╭─ GIVEN RECORDS

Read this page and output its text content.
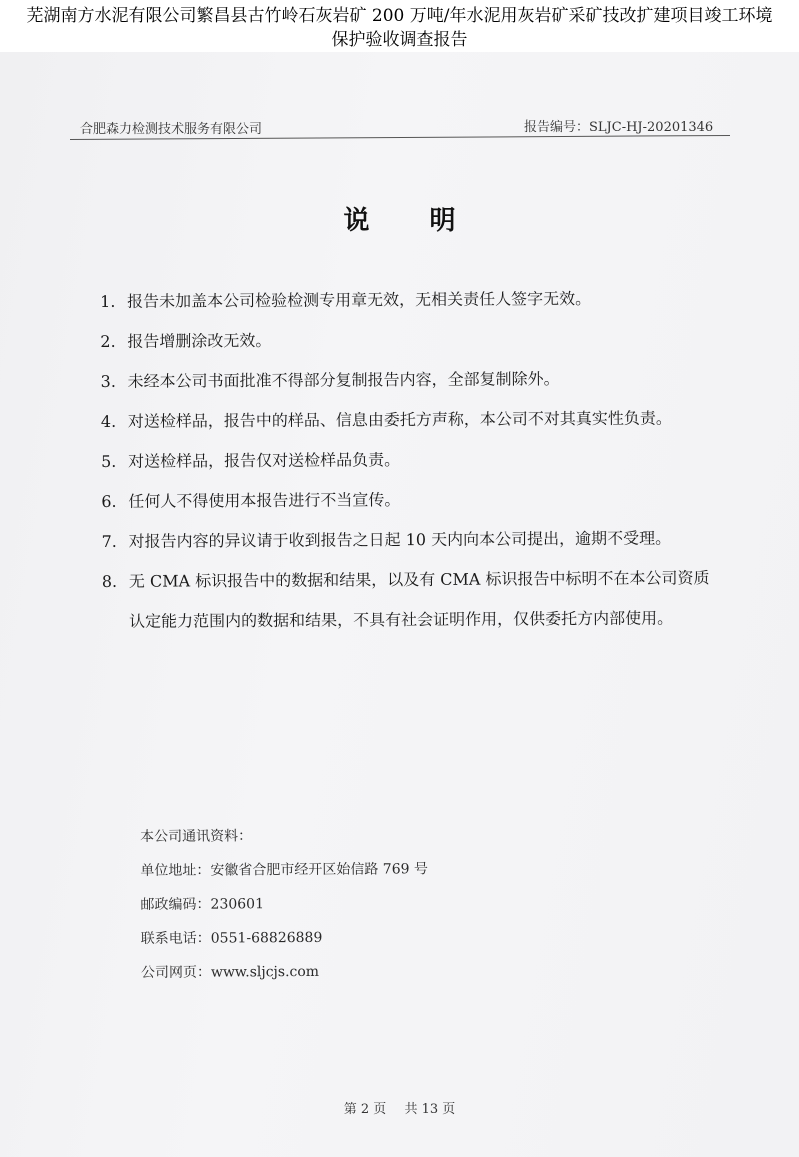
芜湖南方水泥有限公司繁昌县古竹岭石灰岩矿 200 万吨/年水泥用灰岩矿采矿技改扩建项目竣工环境
保护验收调查报告
合肥森力检测技术服务有限公司	报告编号：SLJC-HJ-20201346
说明
1. 报告未加盖本公司检验检测专用章无效，无相关责任人签字无效。
2. 报告增删涂改无效。
3. 未经本公司书面批准不得部分复制报告内容，全部复制除外。
4. 对送检样品，报告中的样品、信息由委托方声称，本公司不对其真实性负责。
5. 对送检样品，报告仅对送检样品负责。
6. 任何人不得使用本报告进行不当宣传。
7. 对报告内容的异议请于收到报告之日起 10 天内向本公司提出，逾期不受理。
8. 无 CMA 标识报告中的数据和结果，以及有 CMA 标识报告中标明不在本公司资质认定能力范围内的数据和结果，不具有社会证明作用，仅供委托方内部使用。
本公司通讯资料：
单位地址：安徽省合肥市经开区始信路 769 号
邮政编码：230601
联系电话：0551-68826889
公司网页：www.sljcjs.com
第 2 页 共 13 页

╰─

### [YOUR OBJECTIVE]
Leave out the pictures and output every record above precisely as given.

### [ANSWER IN FULL]
Read this page and output its text content.
芜湖南方水泥有限公司繁昌县古竹岭石灰岩矿 200 万吨/年水泥用灰岩矿采矿技改扩建项目竣工环境
保护验收调查报告
合肥森力检测技术服务有限公司	报告编号：SLJC-HJ-20201346
说明
1. 报告未加盖本公司检验检测专用章无效，无相关责任人签字无效。
2. 报告增删涂改无效。
3. 未经本公司书面批准不得部分复制报告内容，全部复制除外。
4. 对送检样品，报告中的样品、信息由委托方声称，本公司不对其真实性负责。
5. 对送检样品，报告仅对送检样品负责。
6. 任何人不得使用本报告进行不当宣传。
7. 对报告内容的异议请于收到报告之日起 10 天内向本公司提出，逾期不受理。
8. 无 CMA 标识报告中的数据和结果，以及有 CMA 标识报告中标明不在本公司资质认定能力范围内的数据和结果，不具有社会证明作用，仅供委托方内部使用。
本公司通讯资料：
单位地址：安徽省合肥市经开区始信路 769 号
邮政编码：230601
联系电话：0551-68826889
公司网页：www.sljcjs.com
第 2 页 共 13 页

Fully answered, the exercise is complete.